[Records for processing start]

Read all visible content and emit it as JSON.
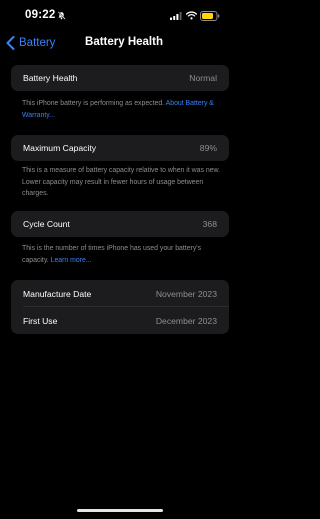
{
  "status_bar": {
    "time": "09:22"
  },
  "colors": {
    "background": "#000000",
    "card": "#1c1c1e",
    "accent": "#3b82f6",
    "secondary_text": "#8e8e93",
    "battery_fill": "#ffd60a"
  },
  "nav": {
    "back_label": "Battery",
    "title": "Battery Health"
  },
  "battery_health": {
    "label": "Battery Health",
    "value": "Normal",
    "footer_text": "This iPhone battery is performing as expected. ",
    "footer_link": "About Battery & Warranty..."
  },
  "maximum_capacity": {
    "label": "Maximum Capacity",
    "value": "89%",
    "footer_text": "This is a measure of battery capacity relative to when it was new. Lower capacity may result in fewer hours of usage between charges."
  },
  "cycle_count": {
    "label": "Cycle Count",
    "value": "368",
    "footer_text": "This is the number of times iPhone has used your battery's capacity. ",
    "footer_link": "Learn more..."
  },
  "dates": {
    "manufacture_label": "Manufacture Date",
    "manufacture_value": "November 2023",
    "first_use_label": "First Use",
    "first_use_value": "December 2023"
  },
  "icons": {
    "focus": "bell-slash-icon",
    "signal": "cellular-signal-icon",
    "wifi": "wifi-icon",
    "battery": "battery-icon",
    "back": "chevron-left-icon"
  }
}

[Records for processing end]

Set problem
Transcribe the records above exactly, leaving out every picture.

Exercise output
Read all visible content and emit it as JSON.
{
  "status_bar": {
    "time": "09:22"
  },
  "colors": {
    "background": "#000000",
    "card": "#1c1c1e",
    "accent": "#3b82f6",
    "secondary_text": "#8e8e93",
    "battery_fill": "#ffd60a"
  },
  "nav": {
    "back_label": "Battery",
    "title": "Battery Health"
  },
  "battery_health": {
    "label": "Battery Health",
    "value": "Normal",
    "footer_text": "This iPhone battery is performing as expected. ",
    "footer_link": "About Battery & Warranty..."
  },
  "maximum_capacity": {
    "label": "Maximum Capacity",
    "value": "89%",
    "footer_text": "This is a measure of battery capacity relative to when it was new. Lower capacity may result in fewer hours of usage between charges."
  },
  "cycle_count": {
    "label": "Cycle Count",
    "value": "368",
    "footer_text": "This is the number of times iPhone has used your battery's capacity. ",
    "footer_link": "Learn more..."
  },
  "dates": {
    "manufacture_label": "Manufacture Date",
    "manufacture_value": "November 2023",
    "first_use_label": "First Use",
    "first_use_value": "December 2023"
  },
  "icons": {
    "focus": "bell-slash-icon",
    "signal": "cellular-signal-icon",
    "wifi": "wifi-icon",
    "battery": "battery-icon",
    "back": "chevron-left-icon"
  }
}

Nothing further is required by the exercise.